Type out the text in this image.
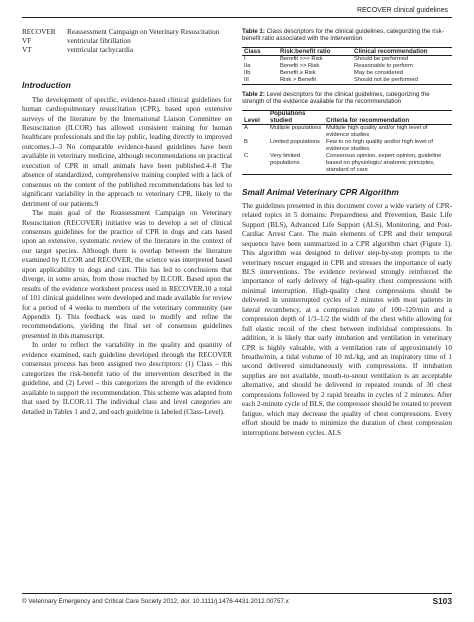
RECOVER clinical guidelines
RECOVER	Reassessment Campaign on Veterinary Resuscitation
VF	ventricular fibrillation
VT	ventricular tachycardia
Introduction

The development of specific, evidence-based clinical guidelines for human cardiopulmonary resuscitation (CPR), based upon extensive surveys of the literature by the International Liaison Committee on Resuscitation (ILCOR) has allowed consistent training for human healthcare professionals and the lay public, leading directly to improved outcomes.1–3 No comparable evidence-based guidelines have been available in veterinary medicine, although recommendations on practical execution of CPR in small animals have been published.4–8 The absence of standardized, comprehensive training coupled with a lack of consensus on the content of the published recommendations has led to significant variability in the approach to veterinary CPR, likely to the detriment of our patients.9

The main goal of the Reassessment Campaign on Veterinary Resuscitation (RECOVER) initiative was to develop a set of clinical consensus guidelines for the practice of CPR in dogs and cats based upon an extensive, systematic review of the literature in the context of our target species. Although there is overlap between the literature examined by ILCOR and RECOVER, the science was interpreted based upon applicability to dogs and cats. This has led to conclusions that diverge, in some areas, from those reached by ILCOR. Based upon the results of the evidence worksheet process used in RECOVER,10 a total of 101 clinical guidelines were developed and made available for review for a period of 4 weeks to members of the veterinary community (see Appendix I). This feedback was used to modify and refine the recommendations, yielding the final set of consensus guidelines presented in this manuscript.

In order to reflect the variability in the quality and quantity of evidence examined, each guideline developed through the RECOVER consensus process has been assigned two descriptors: (1) Class – this categorizes the risk-benefit ratio of the intervention described in the guideline, and (2) Level – this categorizes the strength of the evidence available to support the recommendation. This scheme was adapted from that used by ILCOR.11 The individual class and level categories are detailed in Tables 1 and 2, and each guideline is labeled (Class-Level).

Table 1: Class descriptors for the clinical guidelines, categorizing the risk-benefit ratio associated with the intervention

Class	Risk:benefit ratio	Clinical recommendation
I	Benefit >>> Risk	Should be performed
IIa	Benefit >> Risk	Reasonable to perform
IIb	Benefit ≥ Risk	May be considered
III	Risk > Benefit	Should not be performed

Table 2: Level descriptors for the clinical guidelines, categorizing the strength of the evidence available for the recommendation

Level	Populations studied	Criteria for recommendation
A	Multiple populations	Multiple high quality and/or high level of evidence studies
B	Limited populations	Few to no high quality and/or high level of evidence studies.
C	Very limited populations	Consensus opinion, expert opinion, guideline based on physiologic/ anatomic principles, standard of care
Small Animal Veterinary CPR Algorithm

The guidelines presented in this document cover a wide variety of CPR-related topics in 5 domains: Preparedness and Prevention, Basic Life Support (BLS), Advanced Life Support (ALS), Monitoring, and Post-Cardiac Arrest Care. The main elements of CPR and their temporal sequence have been summarized in a CPR algorithm chart (Figure 1). This algorithm was designed to deliver step-by-step prompts to the veterinary rescuer engaged in CPR and stresses the importance of early BLS interventions. The evidence reviewed strongly reinforced the importance of early delivery of high-quality chest compressions with minimal interruption. High-quality chest compressions should be delivered in uninterrupted cycles of 2 minutes with most patients in lateral recumbency, at a compression rate of 100–120/min and a compression depth of 1/3–1/2 the width of the chest while allowing for full elastic recoil of the chest between individual compressions. In addition, it is likely that early intubation and ventilation in veterinary CPR is highly valuable, with a ventilation rate of approximately 10 breaths/min, a tidal volume of 10 mL/kg, and an inspiratory time of 1 second delivered simultaneously with compressions. If intubation supplies are not available, mouth-to-snout ventilation is an acceptable alternative, and should be delivered in repeated rounds of 30 chest compressions followed by 2 rapid breaths in cycles of 2 minutes. After each 2-minute cycle of BLS, the compressor should be rotated to prevent fatigue, which may decrease the quality of chest compressions. Every effort should be made to minimize the duration of chest compression interruptions between cycles. ALS

© Veterinary Emergency and Critical Care Society 2012, doi: 10.1111/j.1476-4431.2012.00757.x	S103
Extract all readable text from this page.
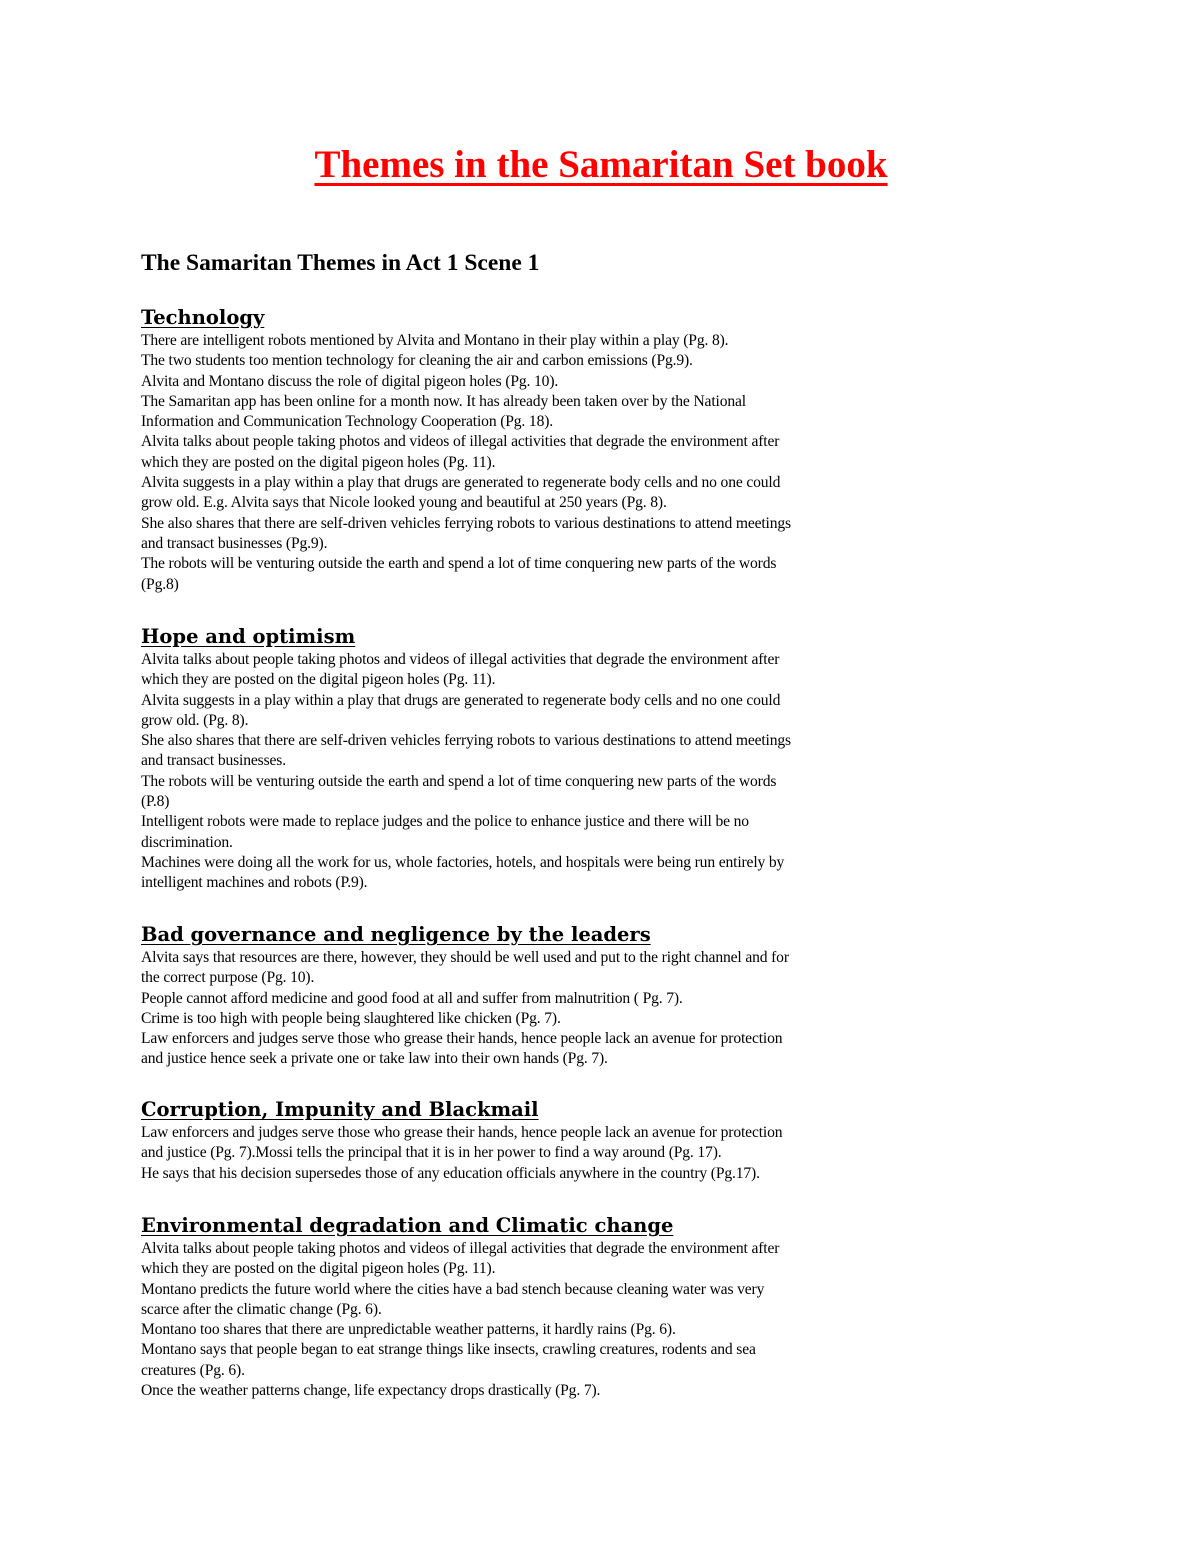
Themes in the Samaritan Set book
The Samaritan Themes in Act 1 Scene 1

Technology

There are intelligent robots mentioned by Alvita and Montano in their play within a play (Pg. 8).

The two students too mention technology for cleaning the air and carbon emissions (Pg.9).

Alvita and Montano discuss the role of digital pigeon holes (Pg. 10).

The Samaritan app has been online for a month now. It has already been taken over by the National

Information and Communication Technology Cooperation (Pg. 18).

Alvita talks about people taking photos and videos of illegal activities that degrade the environment after

which they are posted on the digital pigeon holes (Pg. 11).

Alvita suggests in a play within a play that drugs are generated to regenerate body cells and no one could

grow old. E.g. Alvita says that Nicole looked young and beautiful at 250 years (Pg. 8).

She also shares that there are self-driven vehicles ferrying robots to various destinations to attend meetings

and transact businesses (Pg.9).

The robots will be venturing outside the earth and spend a lot of time conquering new parts of the words

(Pg.8)

Hope and optimism

Alvita talks about people taking photos and videos of illegal activities that degrade the environment after

which they are posted on the digital pigeon holes (Pg. 11).

Alvita suggests in a play within a play that drugs are generated to regenerate body cells and no one could

grow old. (Pg. 8).

She also shares that there are self-driven vehicles ferrying robots to various destinations to attend meetings

and transact businesses.

The robots will be venturing outside the earth and spend a lot of time conquering new parts of the words

(P.8)

Intelligent robots were made to replace judges and the police to enhance justice and there will be no

discrimination.

Machines were doing all the work for us, whole factories, hotels, and hospitals were being run entirely by

intelligent machines and robots (P.9).

Bad governance and negligence by the leaders

Alvita says that resources are there, however, they should be well used and put to the right channel and for

the correct purpose (Pg. 10).

People cannot afford medicine and good food at all and suffer from malnutrition ( Pg. 7).

Crime is too high with people being slaughtered like chicken (Pg. 7).

Law enforcers and judges serve those who grease their hands, hence people lack an avenue for protection

and justice hence seek a private one or take law into their own hands (Pg. 7).

Corruption, Impunity and Blackmail

Law enforcers and judges serve those who grease their hands, hence people lack an avenue for protection

and justice (Pg. 7).Mossi tells the principal that it is in her power to find a way around (Pg. 17).

He says that his decision supersedes those of any education officials anywhere in the country (Pg.17).

Environmental degradation and Climatic change

Alvita talks about people taking photos and videos of illegal activities that degrade the environment after

which they are posted on the digital pigeon holes (Pg. 11).

Montano predicts the future world where the cities have a bad stench because cleaning water was very

scarce after the climatic change (Pg. 6).

Montano too shares that there are unpredictable weather patterns, it hardly rains (Pg. 6).

Montano says that people began to eat strange things like insects, crawling creatures, rodents and sea

creatures (Pg. 6).

Once the weather patterns change, life expectancy drops drastically (Pg. 7).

* * * *

Directions for this task ::
What is needed is a single figure, the number of lines in the entries above that contain "performed".

Written reply ::
2